Working data |
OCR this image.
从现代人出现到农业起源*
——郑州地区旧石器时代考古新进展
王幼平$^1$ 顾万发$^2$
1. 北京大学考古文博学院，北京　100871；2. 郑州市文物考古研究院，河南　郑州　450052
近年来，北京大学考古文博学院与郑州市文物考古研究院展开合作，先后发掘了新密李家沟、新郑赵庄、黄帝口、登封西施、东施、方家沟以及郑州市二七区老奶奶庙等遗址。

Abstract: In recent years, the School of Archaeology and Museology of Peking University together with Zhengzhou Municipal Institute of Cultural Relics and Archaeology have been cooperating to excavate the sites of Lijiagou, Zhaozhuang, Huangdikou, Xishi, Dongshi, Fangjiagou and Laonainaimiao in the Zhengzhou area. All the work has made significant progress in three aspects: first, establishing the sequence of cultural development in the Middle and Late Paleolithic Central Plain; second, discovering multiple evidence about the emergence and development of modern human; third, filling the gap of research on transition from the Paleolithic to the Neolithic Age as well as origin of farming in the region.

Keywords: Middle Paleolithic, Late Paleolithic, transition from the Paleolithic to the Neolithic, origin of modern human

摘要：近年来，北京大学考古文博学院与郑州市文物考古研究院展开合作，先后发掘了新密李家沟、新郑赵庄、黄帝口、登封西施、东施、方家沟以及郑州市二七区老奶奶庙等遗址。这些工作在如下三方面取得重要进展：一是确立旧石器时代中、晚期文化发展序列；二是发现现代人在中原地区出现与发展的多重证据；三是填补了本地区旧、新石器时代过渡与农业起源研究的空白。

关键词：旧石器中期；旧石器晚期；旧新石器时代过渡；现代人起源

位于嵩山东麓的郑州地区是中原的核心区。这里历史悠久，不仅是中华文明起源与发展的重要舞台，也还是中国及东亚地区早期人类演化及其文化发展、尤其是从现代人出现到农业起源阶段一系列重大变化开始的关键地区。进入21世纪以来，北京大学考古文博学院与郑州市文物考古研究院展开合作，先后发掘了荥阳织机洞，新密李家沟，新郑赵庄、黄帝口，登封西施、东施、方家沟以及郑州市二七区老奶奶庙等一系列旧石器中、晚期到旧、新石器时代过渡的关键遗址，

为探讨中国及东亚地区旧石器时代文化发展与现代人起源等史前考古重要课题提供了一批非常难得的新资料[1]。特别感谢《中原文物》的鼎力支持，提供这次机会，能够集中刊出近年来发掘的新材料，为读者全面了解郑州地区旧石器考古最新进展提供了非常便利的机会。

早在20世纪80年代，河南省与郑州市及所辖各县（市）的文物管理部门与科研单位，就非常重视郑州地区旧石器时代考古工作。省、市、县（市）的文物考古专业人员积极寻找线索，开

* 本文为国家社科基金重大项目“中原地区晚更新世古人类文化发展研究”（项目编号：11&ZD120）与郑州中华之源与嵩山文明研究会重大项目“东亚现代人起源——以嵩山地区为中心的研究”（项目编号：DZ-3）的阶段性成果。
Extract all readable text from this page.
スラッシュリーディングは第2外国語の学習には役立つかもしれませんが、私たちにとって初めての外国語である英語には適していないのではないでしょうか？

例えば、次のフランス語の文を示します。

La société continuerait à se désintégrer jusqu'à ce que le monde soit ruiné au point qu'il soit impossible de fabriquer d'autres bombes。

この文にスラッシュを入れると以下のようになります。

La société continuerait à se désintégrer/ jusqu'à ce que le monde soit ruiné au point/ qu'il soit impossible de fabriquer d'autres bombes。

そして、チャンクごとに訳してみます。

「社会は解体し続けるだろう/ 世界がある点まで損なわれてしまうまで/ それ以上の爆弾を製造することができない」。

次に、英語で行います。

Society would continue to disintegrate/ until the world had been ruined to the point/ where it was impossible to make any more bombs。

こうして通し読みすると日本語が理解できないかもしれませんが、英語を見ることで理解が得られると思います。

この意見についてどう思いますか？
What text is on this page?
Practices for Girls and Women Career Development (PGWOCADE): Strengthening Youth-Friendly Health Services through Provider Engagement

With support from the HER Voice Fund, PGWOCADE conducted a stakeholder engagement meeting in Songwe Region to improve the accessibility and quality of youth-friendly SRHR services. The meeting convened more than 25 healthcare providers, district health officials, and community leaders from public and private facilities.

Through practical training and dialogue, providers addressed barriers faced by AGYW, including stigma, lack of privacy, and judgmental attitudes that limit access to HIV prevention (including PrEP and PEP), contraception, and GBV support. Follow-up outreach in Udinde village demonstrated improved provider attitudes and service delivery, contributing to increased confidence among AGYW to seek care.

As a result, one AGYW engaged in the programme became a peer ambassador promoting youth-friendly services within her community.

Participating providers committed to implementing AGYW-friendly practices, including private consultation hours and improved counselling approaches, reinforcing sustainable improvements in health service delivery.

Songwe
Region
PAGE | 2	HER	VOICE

Objective | Identify each line in the records above containing the word "point"; copy those lines.

Solution to the exercise |
La société continuerait à se désintégrer jusqu'à ce que le monde soit ruiné au point qu'il soit impossible de fabriquer d'autres bombes。
La société continuerait à se désintégrer/ jusqu'à ce que le monde soit ruiné au point/ qu'il soit impossible de fabriquer d'autres bombes。
Society would continue to disintegrate/ until the world had been ruined to the point/ where it was impossible to make any more bombs。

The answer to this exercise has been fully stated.